Every line that holds the string "охладитель" is to be identified and copied.

Some records
== == ==

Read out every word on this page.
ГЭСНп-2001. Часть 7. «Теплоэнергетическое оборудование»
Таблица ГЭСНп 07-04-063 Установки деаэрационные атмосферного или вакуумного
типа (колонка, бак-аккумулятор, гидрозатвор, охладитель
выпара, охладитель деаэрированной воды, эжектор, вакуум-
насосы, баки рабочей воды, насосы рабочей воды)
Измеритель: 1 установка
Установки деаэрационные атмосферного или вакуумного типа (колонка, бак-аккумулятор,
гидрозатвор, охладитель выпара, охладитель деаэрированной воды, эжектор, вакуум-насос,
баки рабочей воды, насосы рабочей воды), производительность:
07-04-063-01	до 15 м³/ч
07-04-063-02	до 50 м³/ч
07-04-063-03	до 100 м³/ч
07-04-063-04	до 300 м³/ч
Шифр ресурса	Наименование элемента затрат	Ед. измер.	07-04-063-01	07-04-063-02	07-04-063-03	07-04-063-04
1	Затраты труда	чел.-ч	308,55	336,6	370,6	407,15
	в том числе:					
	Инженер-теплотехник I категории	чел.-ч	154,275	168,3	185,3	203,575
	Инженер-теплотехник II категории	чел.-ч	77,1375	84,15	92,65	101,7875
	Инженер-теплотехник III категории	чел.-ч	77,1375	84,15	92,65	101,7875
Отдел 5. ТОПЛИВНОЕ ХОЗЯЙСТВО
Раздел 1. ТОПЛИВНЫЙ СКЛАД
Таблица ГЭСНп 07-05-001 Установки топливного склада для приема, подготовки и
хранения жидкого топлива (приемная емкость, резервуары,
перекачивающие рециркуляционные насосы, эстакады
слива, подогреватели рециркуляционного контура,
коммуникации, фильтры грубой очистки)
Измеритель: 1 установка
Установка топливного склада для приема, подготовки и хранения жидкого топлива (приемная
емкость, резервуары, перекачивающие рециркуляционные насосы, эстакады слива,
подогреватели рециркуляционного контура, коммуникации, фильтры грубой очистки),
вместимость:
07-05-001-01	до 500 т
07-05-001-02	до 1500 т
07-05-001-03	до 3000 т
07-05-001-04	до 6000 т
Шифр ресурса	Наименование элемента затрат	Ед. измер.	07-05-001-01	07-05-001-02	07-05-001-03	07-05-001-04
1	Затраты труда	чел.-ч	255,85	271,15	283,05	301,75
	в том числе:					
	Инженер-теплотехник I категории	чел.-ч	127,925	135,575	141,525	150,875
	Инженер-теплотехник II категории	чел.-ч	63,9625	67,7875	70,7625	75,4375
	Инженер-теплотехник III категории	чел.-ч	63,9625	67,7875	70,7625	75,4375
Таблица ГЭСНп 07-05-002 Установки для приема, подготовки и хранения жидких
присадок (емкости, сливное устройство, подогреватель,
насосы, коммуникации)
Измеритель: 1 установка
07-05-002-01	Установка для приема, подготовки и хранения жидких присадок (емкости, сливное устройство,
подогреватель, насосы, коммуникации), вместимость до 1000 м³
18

== == ==

■ RESPONSE TO THIS TASK:
типа (колонка, бак-аккумулятор, гидрозатвор, охладитель
выпара, охладитель деаэрированной воды, эжектор, вакуум-
гидрозатвор, охладитель выпара, охладитель деаэрированной воды, эжектор, вакуум-насос,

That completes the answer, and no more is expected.